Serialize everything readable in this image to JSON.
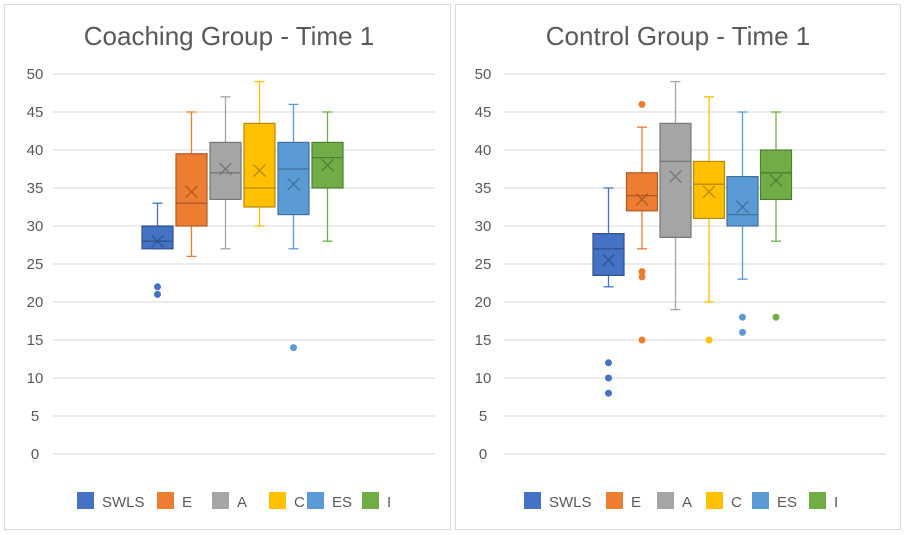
{
  "chart_data": [
    {
      "type": "boxplot",
      "title": "Coaching Group - Time 1",
      "ylim": [
        0,
        50
      ],
      "ytick_step": 5,
      "yticks": [
        "0",
        "5",
        "10",
        "15",
        "20",
        "25",
        "30",
        "35",
        "40",
        "45",
        "50"
      ],
      "grid": true,
      "legend_position": "bottom",
      "series": [
        {
          "name": "SWLS",
          "color": "#4472c4",
          "min": 27,
          "q1": 27,
          "median": 28,
          "q3": 30,
          "max": 33,
          "mean": 28,
          "outliers": [
            22,
            21
          ]
        },
        {
          "name": "E",
          "color": "#ed7d31",
          "min": 26,
          "q1": 30,
          "median": 33,
          "q3": 39.5,
          "max": 45,
          "mean": 34.5,
          "outliers": []
        },
        {
          "name": "A",
          "color": "#a5a5a5",
          "min": 27,
          "q1": 33.5,
          "median": 37,
          "q3": 41,
          "max": 47,
          "mean": 37.5,
          "outliers": []
        },
        {
          "name": "C",
          "color": "#ffc000",
          "min": 30,
          "q1": 32.5,
          "median": 35,
          "q3": 43.5,
          "max": 49,
          "mean": 37.3,
          "outliers": []
        },
        {
          "name": "ES",
          "color": "#5b9bd5",
          "min": 27,
          "q1": 31.5,
          "median": 37.5,
          "q3": 41,
          "max": 46,
          "mean": 35.5,
          "outliers": [
            14
          ]
        },
        {
          "name": "I",
          "color": "#70ad47",
          "min": 28,
          "q1": 35,
          "median": 39,
          "q3": 41,
          "max": 45,
          "mean": 38,
          "outliers": []
        }
      ]
    },
    {
      "type": "boxplot",
      "title": "Control Group - Time 1",
      "ylim": [
        0,
        50
      ],
      "ytick_step": 5,
      "yticks": [
        "0",
        "5",
        "10",
        "15",
        "20",
        "25",
        "30",
        "35",
        "40",
        "45",
        "50"
      ],
      "grid": true,
      "legend_position": "bottom",
      "series": [
        {
          "name": "SWLS",
          "color": "#4472c4",
          "min": 22,
          "q1": 23.5,
          "median": 27,
          "q3": 29,
          "max": 35,
          "mean": 25.5,
          "outliers": [
            12,
            10,
            8
          ]
        },
        {
          "name": "E",
          "color": "#ed7d31",
          "min": 27,
          "q1": 32,
          "median": 34,
          "q3": 37,
          "max": 43,
          "mean": 33.5,
          "outliers": [
            46,
            24,
            23.3,
            15
          ]
        },
        {
          "name": "A",
          "color": "#a5a5a5",
          "min": 19,
          "q1": 28.5,
          "median": 38.5,
          "q3": 43.5,
          "max": 49,
          "mean": 36.5,
          "outliers": []
        },
        {
          "name": "C",
          "color": "#ffc000",
          "min": 20,
          "q1": 31,
          "median": 35.5,
          "q3": 38.5,
          "max": 47,
          "mean": 34.5,
          "outliers": [
            15
          ]
        },
        {
          "name": "ES",
          "color": "#5b9bd5",
          "min": 23,
          "q1": 30,
          "median": 31.5,
          "q3": 36.5,
          "max": 45,
          "mean": 32.5,
          "outliers": [
            18,
            16
          ]
        },
        {
          "name": "I",
          "color": "#70ad47",
          "min": 28,
          "q1": 33.5,
          "median": 37,
          "q3": 40,
          "max": 45,
          "mean": 36,
          "outliers": [
            18
          ]
        }
      ]
    }
  ]
}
========
Pictures are not part of the copy; output everything else in the records exactly.

#### Solution for this task
Serialize everything readable in this image to JSON.
{
  "chart_data": [
    {
      "type": "boxplot",
      "title": "Coaching Group - Time 1",
      "ylim": [
        0,
        50
      ],
      "ytick_step": 5,
      "yticks": [
        "0",
        "5",
        "10",
        "15",
        "20",
        "25",
        "30",
        "35",
        "40",
        "45",
        "50"
      ],
      "grid": true,
      "legend_position": "bottom",
      "series": [
        {
          "name": "SWLS",
          "color": "#4472c4",
          "min": 27,
          "q1": 27,
          "median": 28,
          "q3": 30,
          "max": 33,
          "mean": 28,
          "outliers": [
            22,
            21
          ]
        },
        {
          "name": "E",
          "color": "#ed7d31",
          "min": 26,
          "q1": 30,
          "median": 33,
          "q3": 39.5,
          "max": 45,
          "mean": 34.5,
          "outliers": []
        },
        {
          "name": "A",
          "color": "#a5a5a5",
          "min": 27,
          "q1": 33.5,
          "median": 37,
          "q3": 41,
          "max": 47,
          "mean": 37.5,
          "outliers": []
        },
        {
          "name": "C",
          "color": "#ffc000",
          "min": 30,
          "q1": 32.5,
          "median": 35,
          "q3": 43.5,
          "max": 49,
          "mean": 37.3,
          "outliers": []
        },
        {
          "name": "ES",
          "color": "#5b9bd5",
          "min": 27,
          "q1": 31.5,
          "median": 37.5,
          "q3": 41,
          "max": 46,
          "mean": 35.5,
          "outliers": [
            14
          ]
        },
        {
          "name": "I",
          "color": "#70ad47",
          "min": 28,
          "q1": 35,
          "median": 39,
          "q3": 41,
          "max": 45,
          "mean": 38,
          "outliers": []
        }
      ]
    },
    {
      "type": "boxplot",
      "title": "Control Group - Time 1",
      "ylim": [
        0,
        50
      ],
      "ytick_step": 5,
      "yticks": [
        "0",
        "5",
        "10",
        "15",
        "20",
        "25",
        "30",
        "35",
        "40",
        "45",
        "50"
      ],
      "grid": true,
      "legend_position": "bottom",
      "series": [
        {
          "name": "SWLS",
          "color": "#4472c4",
          "min": 22,
          "q1": 23.5,
          "median": 27,
          "q3": 29,
          "max": 35,
          "mean": 25.5,
          "outliers": [
            12,
            10,
            8
          ]
        },
        {
          "name": "E",
          "color": "#ed7d31",
          "min": 27,
          "q1": 32,
          "median": 34,
          "q3": 37,
          "max": 43,
          "mean": 33.5,
          "outliers": [
            46,
            24,
            23.3,
            15
          ]
        },
        {
          "name": "A",
          "color": "#a5a5a5",
          "min": 19,
          "q1": 28.5,
          "median": 38.5,
          "q3": 43.5,
          "max": 49,
          "mean": 36.5,
          "outliers": []
        },
        {
          "name": "C",
          "color": "#ffc000",
          "min": 20,
          "q1": 31,
          "median": 35.5,
          "q3": 38.5,
          "max": 47,
          "mean": 34.5,
          "outliers": [
            15
          ]
        },
        {
          "name": "ES",
          "color": "#5b9bd5",
          "min": 23,
          "q1": 30,
          "median": 31.5,
          "q3": 36.5,
          "max": 45,
          "mean": 32.5,
          "outliers": [
            18,
            16
          ]
        },
        {
          "name": "I",
          "color": "#70ad47",
          "min": 28,
          "q1": 33.5,
          "median": 37,
          "q3": 40,
          "max": 45,
          "mean": 36,
          "outliers": [
            18
          ]
        }
      ]
    }
  ]
}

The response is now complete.